▶ [WHAT THE TASK REQUIRES] Restate the material word for word and leave out anything that is a picture.

(Recorded data)
┌──

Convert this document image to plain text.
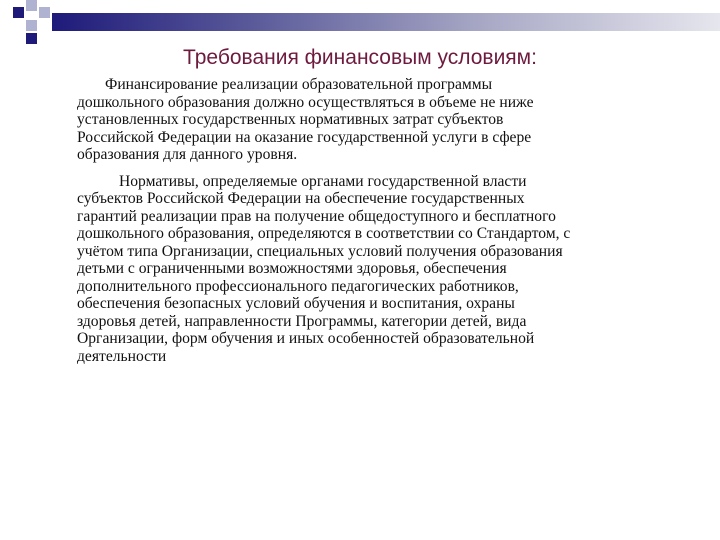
Требования финансовым условиям:
Финансирование реализации образовательной программы
дошкольного образования должно осуществляться в объеме не ниже
установленных государственных нормативных затрат субъектов
Российской Федерации на оказание государственной услуги в сфере
образования для данного уровня.
Нормативы, определяемые органами государственной власти
субъектов Российской Федерации на обеспечение государственных
гарантий реализации прав на получение общедоступного и бесплатного
дошкольного образования, определяются в соответствии со Стандартом, с
учётом типа Организации, специальных условий получения образования
детьми с ограниченными возможностями здоровья, обеспечения
дополнительного профессионального педагогических работников,
обеспечения безопасных условий обучения и воспитания, охраны
здоровья детей, направленности Программы, категории детей, вида
Организации, форм обучения и иных особенностей образовательной
деятельности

└──

▶ [TASK ANSWER]
Convert this document image to plain text.
Требования финансовым условиям:
Финансирование реализации образовательной программы
дошкольного образования должно осуществляться в объеме не ниже
установленных государственных нормативных затрат субъектов
Российской Федерации на оказание государственной услуги в сфере
образования для данного уровня.
Нормативы, определяемые органами государственной власти
субъектов Российской Федерации на обеспечение государственных
гарантий реализации прав на получение общедоступного и бесплатного
дошкольного образования, определяются в соответствии со Стандартом, с
учётом типа Организации, специальных условий получения образования
детьми с ограниченными возможностями здоровья, обеспечения
дополнительного профессионального педагогических работников,
обеспечения безопасных условий обучения и воспитания, охраны
здоровья детей, направленности Программы, категории детей, вида
Организации, форм обучения и иных особенностей образовательной
деятельности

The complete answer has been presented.